### TASK INSTRUCTIONS
Restate the records that follow word for word; no pictures should appear.

### INPUT DATA
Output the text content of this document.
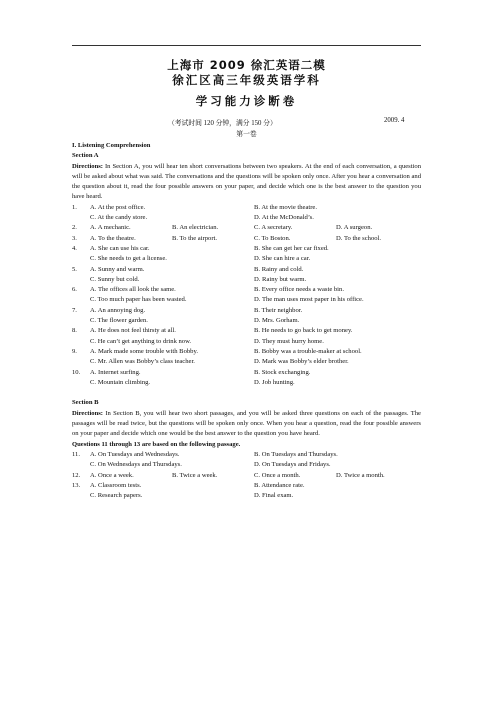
上海市 2009 徐汇英语二模
徐汇区高三年级英语学科
学习能力诊断卷
（考试时间 120 分钟，满分 150 分）	2009. 4
第一卷
I. Listening Comprehension
Section A
Directions: In Section A, you will hear ten short conversations between two speakers. At the end of each conversation, a question will be asked about what was said. The conversations and the questions will be spoken only once. After you hear a conversation and the question about it, read the four possible answers on your paper, and decide which one is the best answer to the question you have heard.
1.	A. At the post office.	B. At the movie theatre.
C. At the candy store.	D. At the McDonald’s.
2.	A. A mechanic.	B. An electrician.	C. A secretary.	D. A surgeon.
3.	A. To the theatre.	B. To the airport.	C. To Boston.	D. To the school.
4.	A. She can use his car.	B. She can get her car fixed.
C. She needs to get a license.	D. She can hire a car.
5.	A. Sunny and warm.	B. Rainy and cold.
C. Sunny but cold.	D. Rainy but warm.
6.	A. The offices all look the same.	B. Every office needs a waste bin.
C. Too much paper has been wasted.	D. The man uses most paper in his office.
7.	A. An annoying dog.	B. Their neighbor.
C. The flower garden.	D. Mrs. Gorham.
8.	A. He does not feel thirsty at all.	B. He needs to go back to get money.
C. He can’t get anything to drink now.	D. They must hurry home.
9.	A. Mark made some trouble with Bobby.	B. Bobby was a trouble-maker at school.
C. Mr. Allen was Bobby’s class teacher.	D. Mark was Bobby’s elder brother.
10.	A. Internet surfing.	B. Stock exchanging.
C. Mountain climbing.	D. Job hunting.
Section B
Directions: In Section B, you will hear two short passages, and you will be asked three questions on each of the passages. The passages will be read twice, but the questions will be spoken only once. When you hear a question, read the four possible answers on your paper and decide which one would be the best answer to the question you have heard.
Questions 11 through 13 are based on the following passage.
11.	A. On Tuesdays and Wednesdays.	B. On Tuesdays and Thursdays.
C. On Wednesdays and Thursdays.	D. On Tuesdays and Fridays.
12.	A. Once a week.	B. Twice a week.	C. Once a month.	D. Twice a month.
13.	A. Classroom tests.	B. Attendance rate.
C. Research papers.	D. Final exam.
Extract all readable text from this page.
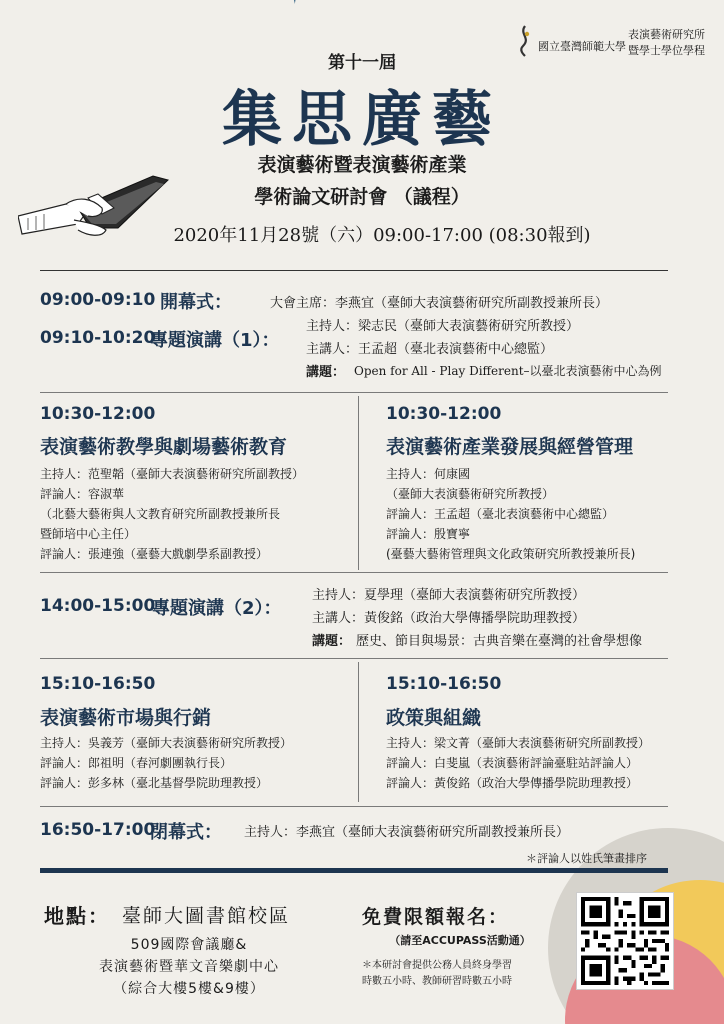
國立臺灣師範大學
表演藝術研究所
暨學士學位學程
第十一屆
集思廣藝
表演藝術暨表演藝術產業
學術論文研討會 （議程）
2020年11月28號（六）09:00-17:00 (08:30報到)
09:00-09:10 開幕式：	大會主席：李燕宜（臺師大表演藝術研究所副教授兼所長）
09:10-10:20
專題演講（1）：
主持人：梁志民（臺師大表演藝術研究所教授）
主講人：王孟超（臺北表演藝術中心總監）
講題： Open for All - Play Different–以臺北表演藝術中心為例
10:30-12:00
表演藝術教學與劇場藝術教育
主持人：范聖韜（臺師大表演藝術研究所副教授）
評論人：容淑華
（北藝大藝術與人文教育研究所副教授兼所長
暨師培中心主任）
評論人：張連強（臺藝大戲劇學系副教授）
10:30-12:00
表演藝術產業發展與經營管理
主持人：何康國
（臺師大表演藝術研究所教授）
評論人：王孟超（臺北表演藝術中心總監）
評論人：殷寶寧
(臺藝大藝術管理與文化政策研究所教授兼所長)
14:00-15:00
專題演講（2）：
主持人：夏學理（臺師大表演藝術研究所教授）
主講人：黃俊銘（政治大學傳播學院助理教授）
講題： 歷史、節目與場景：古典音樂在臺灣的社會學想像
15:10-16:50
表演藝術市場與行銷
主持人：吳義芳（臺師大表演藝術研究所教授）
評論人：郎祖明（春河劇團執行長）
評論人：彭多林（臺北基督學院助理教授）
15:10-16:50
政策與組織
主持人：梁文菁（臺師大表演藝術研究所副教授）
評論人：白斐嵐（表演藝術評論臺駐站評論人）
評論人：黃俊銘（政治大學傳播學院助理教授）
16:50-17:00
閉幕式： 主持人：李燕宜（臺師大表演藝術研究所副教授兼所長）
＊評論人以姓氏筆畫排序
地點： 臺師大圖書館校區
509國際會議廳&
表演藝術暨華文音樂劇中心
（綜合大樓5樓&9樓）
免費限額報名：
（請至ACCUPASS活動通）
＊本研討會提供公務人員終身學習
時數五小時、教師研習時數五小時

### REPLY TO THE TASK
Output the text content of this document.
上海市 2009 徐汇英语二模
徐汇区高三年级英语学科
学习能力诊断卷
（考试时间 120 分钟，满分 150 分）	2009. 4
第一卷
I. Listening Comprehension
Section A
Directions: In Section A, you will hear ten short conversations between two speakers. At the end of each conversation, a question will be asked about what was said. The conversations and the questions will be spoken only once. After you hear a conversation and the question about it, read the four possible answers on your paper, and decide which one is the best answer to the question you have heard.
1.	A. At the post office.	B. At the movie theatre.
C. At the candy store.	D. At the McDonald’s.
2.	A. A mechanic.	B. An electrician.	C. A secretary.	D. A surgeon.
3.	A. To the theatre.	B. To the airport.	C. To Boston.	D. To the school.
4.	A. She can use his car.	B. She can get her car fixed.
C. She needs to get a license.	D. She can hire a car.
5.	A. Sunny and warm.	B. Rainy and cold.
C. Sunny but cold.	D. Rainy but warm.
6.	A. The offices all look the same.	B. Every office needs a waste bin.
C. Too much paper has been wasted.	D. The man uses most paper in his office.
7.	A. An annoying dog.	B. Their neighbor.
C. The flower garden.	D. Mrs. Gorham.
8.	A. He does not feel thirsty at all.	B. He needs to go back to get money.
C. He can’t get anything to drink now.	D. They must hurry home.
9.	A. Mark made some trouble with Bobby.	B. Bobby was a trouble-maker at school.
C. Mr. Allen was Bobby’s class teacher.	D. Mark was Bobby’s elder brother.
10.	A. Internet surfing.	B. Stock exchanging.
C. Mountain climbing.	D. Job hunting.
Section B
Directions: In Section B, you will hear two short passages, and you will be asked three questions on each of the passages. The passages will be read twice, but the questions will be spoken only once. When you hear a question, read the four possible answers on your paper and decide which one would be the best answer to the question you have heard.
Questions 11 through 13 are based on the following passage.
11.	A. On Tuesdays and Wednesdays.	B. On Tuesdays and Thursdays.
C. On Wednesdays and Thursdays.	D. On Tuesdays and Fridays.
12.	A. Once a week.	B. Twice a week.	C. Once a month.	D. Twice a month.
13.	A. Classroom tests.	B. Attendance rate.
C. Research papers.	D. Final exam.
Extract all readable text from this page.
國立臺灣師範大學
表演藝術研究所
暨學士學位學程
第十一屆
集思廣藝
表演藝術暨表演藝術產業
學術論文研討會 （議程）
2020年11月28號（六）09:00-17:00 (08:30報到)
09:00-09:10 開幕式：	大會主席：李燕宜（臺師大表演藝術研究所副教授兼所長）
09:10-10:20
專題演講（1）：
主持人：梁志民（臺師大表演藝術研究所教授）
主講人：王孟超（臺北表演藝術中心總監）
講題： Open for All - Play Different–以臺北表演藝術中心為例
10:30-12:00
表演藝術教學與劇場藝術教育
主持人：范聖韜（臺師大表演藝術研究所副教授）
評論人：容淑華
（北藝大藝術與人文教育研究所副教授兼所長
暨師培中心主任）
評論人：張連強（臺藝大戲劇學系副教授）
10:30-12:00
表演藝術產業發展與經營管理
主持人：何康國
（臺師大表演藝術研究所教授）
評論人：王孟超（臺北表演藝術中心總監）
評論人：殷寶寧
(臺藝大藝術管理與文化政策研究所教授兼所長)
14:00-15:00
專題演講（2）：
主持人：夏學理（臺師大表演藝術研究所教授）
主講人：黃俊銘（政治大學傳播學院助理教授）
講題： 歷史、節目與場景：古典音樂在臺灣的社會學想像
15:10-16:50
表演藝術市場與行銷
主持人：吳義芳（臺師大表演藝術研究所教授）
評論人：郎祖明（春河劇團執行長）
評論人：彭多林（臺北基督學院助理教授）
15:10-16:50
政策與組織
主持人：梁文菁（臺師大表演藝術研究所副教授）
評論人：白斐嵐（表演藝術評論臺駐站評論人）
評論人：黃俊銘（政治大學傳播學院助理教授）
16:50-17:00
閉幕式： 主持人：李燕宜（臺師大表演藝術研究所副教授兼所長）
＊評論人以姓氏筆畫排序
地點： 臺師大圖書館校區
509國際會議廳&
表演藝術暨華文音樂劇中心
（綜合大樓5樓&9樓）
免費限額報名：
（請至ACCUPASS活動通）
＊本研討會提供公務人員終身學習
時數五小時、教師研習時數五小時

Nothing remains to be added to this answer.